- Request
Determine which lines contain the word "houses", then copy those lines.

- Records for processing

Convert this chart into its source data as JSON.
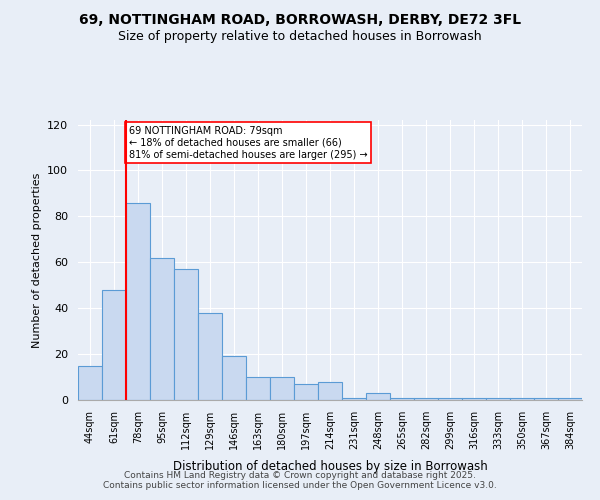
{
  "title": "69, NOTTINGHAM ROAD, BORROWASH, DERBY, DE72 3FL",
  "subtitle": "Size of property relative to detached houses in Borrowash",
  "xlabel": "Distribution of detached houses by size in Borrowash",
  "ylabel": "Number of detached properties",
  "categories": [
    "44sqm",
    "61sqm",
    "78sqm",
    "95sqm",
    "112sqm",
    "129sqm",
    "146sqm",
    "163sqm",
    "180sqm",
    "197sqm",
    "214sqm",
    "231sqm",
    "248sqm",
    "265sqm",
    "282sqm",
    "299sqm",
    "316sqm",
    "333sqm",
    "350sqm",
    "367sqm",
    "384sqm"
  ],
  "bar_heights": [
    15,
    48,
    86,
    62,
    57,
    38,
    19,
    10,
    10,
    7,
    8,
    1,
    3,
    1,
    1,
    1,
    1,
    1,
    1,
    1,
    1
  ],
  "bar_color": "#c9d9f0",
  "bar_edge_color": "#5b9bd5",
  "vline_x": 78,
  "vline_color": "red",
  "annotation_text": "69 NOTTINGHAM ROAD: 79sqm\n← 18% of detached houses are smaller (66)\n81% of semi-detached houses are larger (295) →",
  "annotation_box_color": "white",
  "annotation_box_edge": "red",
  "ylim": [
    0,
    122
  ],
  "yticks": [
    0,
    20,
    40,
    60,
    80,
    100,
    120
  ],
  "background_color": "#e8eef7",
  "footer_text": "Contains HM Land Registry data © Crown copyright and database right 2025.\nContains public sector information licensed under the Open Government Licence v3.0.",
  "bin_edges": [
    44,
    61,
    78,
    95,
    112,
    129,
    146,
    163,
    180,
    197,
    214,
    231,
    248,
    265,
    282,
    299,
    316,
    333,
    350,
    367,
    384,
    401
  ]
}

- Written response
  "subtitle": "Size of property relative to detached houses in Borrowash",
  "xlabel": "Distribution of detached houses by size in Borrowash",
  "annotation_text": "69 NOTTINGHAM ROAD: 79sqm\n← 18% of detached houses are smaller (66)\n81% of semi-detached houses are larger (295) →",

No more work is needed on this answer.